PROVIDED PASSAGE —
'''
Money – we all deal with it, and yet few know how to think about it. Money is often either stigmatized or overemphasized. And media, movies, and even our friends and family often give us conflicting views: money is power; money is a curse; money corrupts; money means you’ve made it.

Since our culture doesn’t know how to view money, parents can find it to be a very difficult and awkward topic to discuss with their children. While parents don’t want their kids to grow up entitled and dependent, they can also feel guilty for not giving more. The goal is to encourage their children to be successful and fulfilled, but the confusion and uncertainty leads many parents to delay having the financial conversations that they should.

How can parents best talk with their kids about money?  There are two ways to give your children a solid foundation for their financial future. The first is by modeling responsible financial habits and values. Children learn by example. Whether we realize it or not, the money decisions we make consciously or unconsciously communicate our values to our kids.

The second way is by teaching them to provide for themselves. Even more powerful than example is personal experience. As the well-known idiom goes, “give a man a fish, and you feed him for a day; teach a man to fish, and you feed him for a lifetime.” By giving children the tools to work hard, save, and give generously to others, we set them on the path toward financial success.

Here are tips on communicating your financial values to children of different ages:

Young kids (elementary school)

  • Communicate your values: Start talking to your kids about money from a young age.  Dr. David Anderson, senior director of the ADHD and Behavior Disorders Center at the Child Mind Institute, suggests starting at age 7 or 8 when most children can understand the math involved in managing money [1].  Model the habits you want your children to develop, such as staying within budget or giving money to charity and those in need. 
  • Teach them to fish: Don’t just model correct habits; give your children practical experience in managing their own money. Give your kids an allowance, ideally tied to chores or grades to cement the idea that money must be earned. Saving in a piggy bank, envelopes or jars is a tangible way your children can watch their money grow overtime.  Separating funds for spending, saving, and giving helps kids start thinking in these categories. It also encourages them to save up for special purchases instead of buying on impulse. Also, resources like Warren Buffet’s Secret Millionaires Club ( or San Diego’s Junior Achievement ( can be fun ways to help kids start thinking about business.

Teens (junior/senior high)

  • Communicate your values: Talk with your kids about how you manage your finances, such as saving in your company’s 401(k). Don’t share specific dollar amounts; stick to the big picture. Share family stories, both positive and negative, about finances. Talk about how your grandfather started his own company from the ground up, or how an uncle’s first investment turned upside down. Share your financial values as well, such as the importance of generosity, leadership or self-control. Talk about your career path, such as how you decided to enter your profession and what helped you succeed. This can be especially helpful for older teens not yet sure which profession to pursue.  If you need help in crystalizing your values, “Riveted: 44 Values That Change The World” by York and Howell is a great place to start.  And don’t make it a one-way conversation. Ask kids about their views of money and actively listen to what they say.
'''
THINGS TO DO —
1) From the passage on talking with children about money, reproduce the text between "How can parents" and "kids (elementary school)", inclusive.
2) In the passage on talking with children about money, at what age does Dr. David Anderson suggest parents start talking to their kids about money?
3) Carry on the passage about talking with children about money from the point where it stops.

DATA SECTION —
'''
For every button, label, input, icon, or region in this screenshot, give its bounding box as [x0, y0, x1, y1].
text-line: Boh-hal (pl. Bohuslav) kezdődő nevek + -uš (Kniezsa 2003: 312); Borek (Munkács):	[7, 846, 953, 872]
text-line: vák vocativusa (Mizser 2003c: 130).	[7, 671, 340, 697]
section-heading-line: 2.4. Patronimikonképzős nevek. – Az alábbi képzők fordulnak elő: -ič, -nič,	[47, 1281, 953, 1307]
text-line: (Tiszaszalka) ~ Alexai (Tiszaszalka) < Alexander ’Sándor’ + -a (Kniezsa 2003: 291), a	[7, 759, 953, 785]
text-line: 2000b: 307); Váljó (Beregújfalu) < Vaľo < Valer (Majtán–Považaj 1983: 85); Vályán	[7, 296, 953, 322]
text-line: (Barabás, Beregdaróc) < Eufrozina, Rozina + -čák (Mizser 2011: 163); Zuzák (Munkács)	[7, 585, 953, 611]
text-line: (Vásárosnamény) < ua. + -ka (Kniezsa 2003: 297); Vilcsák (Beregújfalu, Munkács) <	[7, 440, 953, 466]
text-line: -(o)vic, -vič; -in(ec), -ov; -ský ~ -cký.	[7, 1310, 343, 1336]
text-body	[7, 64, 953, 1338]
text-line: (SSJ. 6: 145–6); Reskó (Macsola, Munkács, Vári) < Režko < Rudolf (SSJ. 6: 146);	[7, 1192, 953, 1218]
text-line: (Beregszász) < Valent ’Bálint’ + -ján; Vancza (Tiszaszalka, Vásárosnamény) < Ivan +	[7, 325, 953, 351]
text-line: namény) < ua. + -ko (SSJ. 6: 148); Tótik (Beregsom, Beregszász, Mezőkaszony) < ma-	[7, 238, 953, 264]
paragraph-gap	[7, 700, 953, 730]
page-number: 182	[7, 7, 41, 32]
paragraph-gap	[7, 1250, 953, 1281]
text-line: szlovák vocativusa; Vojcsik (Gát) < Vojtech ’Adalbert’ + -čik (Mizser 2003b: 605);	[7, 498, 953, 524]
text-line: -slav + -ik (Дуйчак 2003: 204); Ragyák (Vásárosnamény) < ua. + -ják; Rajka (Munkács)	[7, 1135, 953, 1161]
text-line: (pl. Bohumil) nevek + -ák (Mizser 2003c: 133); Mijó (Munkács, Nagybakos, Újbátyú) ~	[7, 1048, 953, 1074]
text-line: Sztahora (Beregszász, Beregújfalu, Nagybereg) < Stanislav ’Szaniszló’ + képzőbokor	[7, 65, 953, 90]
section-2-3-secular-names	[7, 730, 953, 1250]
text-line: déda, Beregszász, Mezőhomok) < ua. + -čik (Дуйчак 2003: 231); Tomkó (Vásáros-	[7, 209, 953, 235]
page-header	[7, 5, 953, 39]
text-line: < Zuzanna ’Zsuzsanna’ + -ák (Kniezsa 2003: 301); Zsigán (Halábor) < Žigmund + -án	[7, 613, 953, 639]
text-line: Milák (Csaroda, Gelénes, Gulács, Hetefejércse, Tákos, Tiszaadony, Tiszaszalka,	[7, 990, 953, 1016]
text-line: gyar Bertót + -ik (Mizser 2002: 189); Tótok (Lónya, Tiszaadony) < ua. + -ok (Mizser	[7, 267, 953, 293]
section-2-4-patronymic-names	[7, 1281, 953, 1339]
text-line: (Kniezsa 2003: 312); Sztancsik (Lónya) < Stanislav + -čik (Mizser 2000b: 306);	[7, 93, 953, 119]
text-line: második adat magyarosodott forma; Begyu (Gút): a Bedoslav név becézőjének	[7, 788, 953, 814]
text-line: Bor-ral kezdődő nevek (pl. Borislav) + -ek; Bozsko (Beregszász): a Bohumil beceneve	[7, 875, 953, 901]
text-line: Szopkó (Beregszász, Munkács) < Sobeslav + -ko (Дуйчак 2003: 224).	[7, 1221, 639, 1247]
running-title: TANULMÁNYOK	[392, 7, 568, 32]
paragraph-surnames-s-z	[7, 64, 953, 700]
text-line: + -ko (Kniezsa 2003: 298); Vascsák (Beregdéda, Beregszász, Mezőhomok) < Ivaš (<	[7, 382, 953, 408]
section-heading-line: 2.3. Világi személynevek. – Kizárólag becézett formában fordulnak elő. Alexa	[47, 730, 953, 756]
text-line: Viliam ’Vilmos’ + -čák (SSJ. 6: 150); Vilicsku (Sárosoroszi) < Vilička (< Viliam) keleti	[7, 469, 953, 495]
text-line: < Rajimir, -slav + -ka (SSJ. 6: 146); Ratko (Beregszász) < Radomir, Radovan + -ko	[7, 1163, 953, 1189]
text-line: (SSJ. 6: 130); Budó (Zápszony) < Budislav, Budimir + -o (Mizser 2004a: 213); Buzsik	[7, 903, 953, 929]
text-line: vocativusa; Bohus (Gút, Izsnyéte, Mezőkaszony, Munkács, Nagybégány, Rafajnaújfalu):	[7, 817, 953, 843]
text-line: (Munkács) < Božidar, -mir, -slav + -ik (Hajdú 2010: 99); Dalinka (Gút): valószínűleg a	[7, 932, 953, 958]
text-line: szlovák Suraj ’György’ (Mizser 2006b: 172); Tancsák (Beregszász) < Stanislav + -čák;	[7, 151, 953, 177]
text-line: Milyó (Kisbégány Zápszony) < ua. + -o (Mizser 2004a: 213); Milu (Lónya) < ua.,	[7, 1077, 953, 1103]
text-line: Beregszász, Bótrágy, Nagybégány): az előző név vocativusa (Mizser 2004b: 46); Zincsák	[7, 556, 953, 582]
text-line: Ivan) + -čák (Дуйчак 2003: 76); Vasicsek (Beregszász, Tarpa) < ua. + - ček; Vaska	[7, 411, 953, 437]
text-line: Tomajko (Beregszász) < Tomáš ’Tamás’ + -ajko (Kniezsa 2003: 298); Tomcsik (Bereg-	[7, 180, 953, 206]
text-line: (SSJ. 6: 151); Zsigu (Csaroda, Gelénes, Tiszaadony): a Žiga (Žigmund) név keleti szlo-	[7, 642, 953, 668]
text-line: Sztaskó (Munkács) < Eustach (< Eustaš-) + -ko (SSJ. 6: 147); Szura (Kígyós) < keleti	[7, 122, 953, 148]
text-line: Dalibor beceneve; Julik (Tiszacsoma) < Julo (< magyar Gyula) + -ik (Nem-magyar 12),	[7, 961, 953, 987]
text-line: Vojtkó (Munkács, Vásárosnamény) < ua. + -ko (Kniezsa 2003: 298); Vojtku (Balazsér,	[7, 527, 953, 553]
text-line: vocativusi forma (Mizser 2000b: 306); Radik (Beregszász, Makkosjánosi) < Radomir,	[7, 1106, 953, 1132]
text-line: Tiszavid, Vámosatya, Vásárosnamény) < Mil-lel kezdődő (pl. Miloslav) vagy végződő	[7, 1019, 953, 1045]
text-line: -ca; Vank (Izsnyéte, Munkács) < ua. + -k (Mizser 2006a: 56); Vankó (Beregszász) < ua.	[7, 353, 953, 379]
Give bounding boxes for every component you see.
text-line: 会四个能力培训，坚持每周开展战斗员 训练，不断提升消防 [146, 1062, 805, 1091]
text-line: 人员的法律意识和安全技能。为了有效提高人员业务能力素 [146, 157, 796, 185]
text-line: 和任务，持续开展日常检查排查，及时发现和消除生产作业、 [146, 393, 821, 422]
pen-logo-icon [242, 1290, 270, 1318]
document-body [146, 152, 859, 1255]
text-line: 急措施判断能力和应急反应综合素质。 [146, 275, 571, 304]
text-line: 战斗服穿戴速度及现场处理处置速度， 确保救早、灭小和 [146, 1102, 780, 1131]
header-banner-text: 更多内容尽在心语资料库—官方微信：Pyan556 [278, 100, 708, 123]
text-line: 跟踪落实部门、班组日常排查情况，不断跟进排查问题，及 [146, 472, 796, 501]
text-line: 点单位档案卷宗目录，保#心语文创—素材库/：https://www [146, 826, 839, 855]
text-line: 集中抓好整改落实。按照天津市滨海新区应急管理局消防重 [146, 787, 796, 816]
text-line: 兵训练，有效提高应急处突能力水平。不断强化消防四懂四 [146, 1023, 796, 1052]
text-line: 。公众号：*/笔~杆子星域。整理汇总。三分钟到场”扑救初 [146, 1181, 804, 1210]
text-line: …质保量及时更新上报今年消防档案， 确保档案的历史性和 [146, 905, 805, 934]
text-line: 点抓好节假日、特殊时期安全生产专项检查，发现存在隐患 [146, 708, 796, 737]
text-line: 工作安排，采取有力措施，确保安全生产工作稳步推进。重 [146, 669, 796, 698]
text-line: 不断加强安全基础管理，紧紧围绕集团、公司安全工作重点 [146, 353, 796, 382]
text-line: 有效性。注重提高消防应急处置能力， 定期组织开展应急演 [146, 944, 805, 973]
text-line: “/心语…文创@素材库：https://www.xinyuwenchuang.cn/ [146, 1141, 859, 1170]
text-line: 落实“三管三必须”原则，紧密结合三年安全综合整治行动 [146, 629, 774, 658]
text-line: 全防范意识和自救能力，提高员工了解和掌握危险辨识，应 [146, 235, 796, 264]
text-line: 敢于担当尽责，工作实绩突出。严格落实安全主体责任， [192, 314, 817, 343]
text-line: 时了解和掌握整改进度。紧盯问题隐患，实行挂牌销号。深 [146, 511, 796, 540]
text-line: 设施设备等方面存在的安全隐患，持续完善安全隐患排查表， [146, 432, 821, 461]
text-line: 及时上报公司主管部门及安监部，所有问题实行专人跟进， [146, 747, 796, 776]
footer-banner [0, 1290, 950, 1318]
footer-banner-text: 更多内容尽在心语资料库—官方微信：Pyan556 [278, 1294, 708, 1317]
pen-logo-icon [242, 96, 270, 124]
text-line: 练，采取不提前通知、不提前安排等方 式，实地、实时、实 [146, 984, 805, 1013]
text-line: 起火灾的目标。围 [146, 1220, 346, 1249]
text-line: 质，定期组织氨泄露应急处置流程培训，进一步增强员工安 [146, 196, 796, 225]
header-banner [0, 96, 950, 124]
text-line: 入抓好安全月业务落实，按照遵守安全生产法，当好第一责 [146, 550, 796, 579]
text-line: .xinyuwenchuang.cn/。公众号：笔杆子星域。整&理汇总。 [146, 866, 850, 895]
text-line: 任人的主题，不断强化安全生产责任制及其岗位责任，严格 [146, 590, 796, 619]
'''
RESPONSES —
1)
How can parents best talk with their kids about money?  There are two ways to give your children a solid foundation for their financial future. The first is by modeling responsible financial habits and values. Children learn by example. Whether we realize it or not, the money decisions we make consciously or unconsciously communicate our values to our kids.

The second way is by teaching them to provide for themselves. Even more powerful than example is personal experience. As the well-known idiom goes, “give a man a fish, and you feed him for a day; teach a man to fish, and you feed him for a lifetime.” By giving children the tools to work hard, save, and give generously to others, we set them on the path toward financial success.

Here are tips on communicating your financial values to children of different ages:

Young kids (elementary school)

2) At age 7 or 8.

3)
  • Teach them to fish: Encourage your teens to work during the summer, whether mowing the neighbor’s lawn or interning at a law office. Have them put away money for college or in a Roth IRA. Not only does this encourage them to start saving for large purchases, it also leads them to take responsibility for their own finances.  Consider gifting stock in a UTMA (Uniform Transfers to Minors Act) account where they can watch their account perform overtime and start learning about compound growth.  There are also online stock simulators where your teen starts with virtual “capital” that they can invest.

Young adults

  • Communicate your values: Your role as teacher doesn’t end when kids leave home. As mentioned above, sharing stories of financial successes and mistakes is a powerful way to communicate values. John Christianson, founder and CEO of Highland Private Wealth Management, wrote that these deliberate, transparent conversations around money “are critical to helping kids understand, appreciate, and successfully manage money” [2]. Again, communicate values, not dollar figures. Involve your children in charitable decisions through a family foundation or donor-advised fund. Consider writing a charitable mission statement that records your family’s charitable goals. Not only does this reinforce the importance of giving, but it also gives them the satisfaction of making a difference while they are early in their careers and unable to give themselves.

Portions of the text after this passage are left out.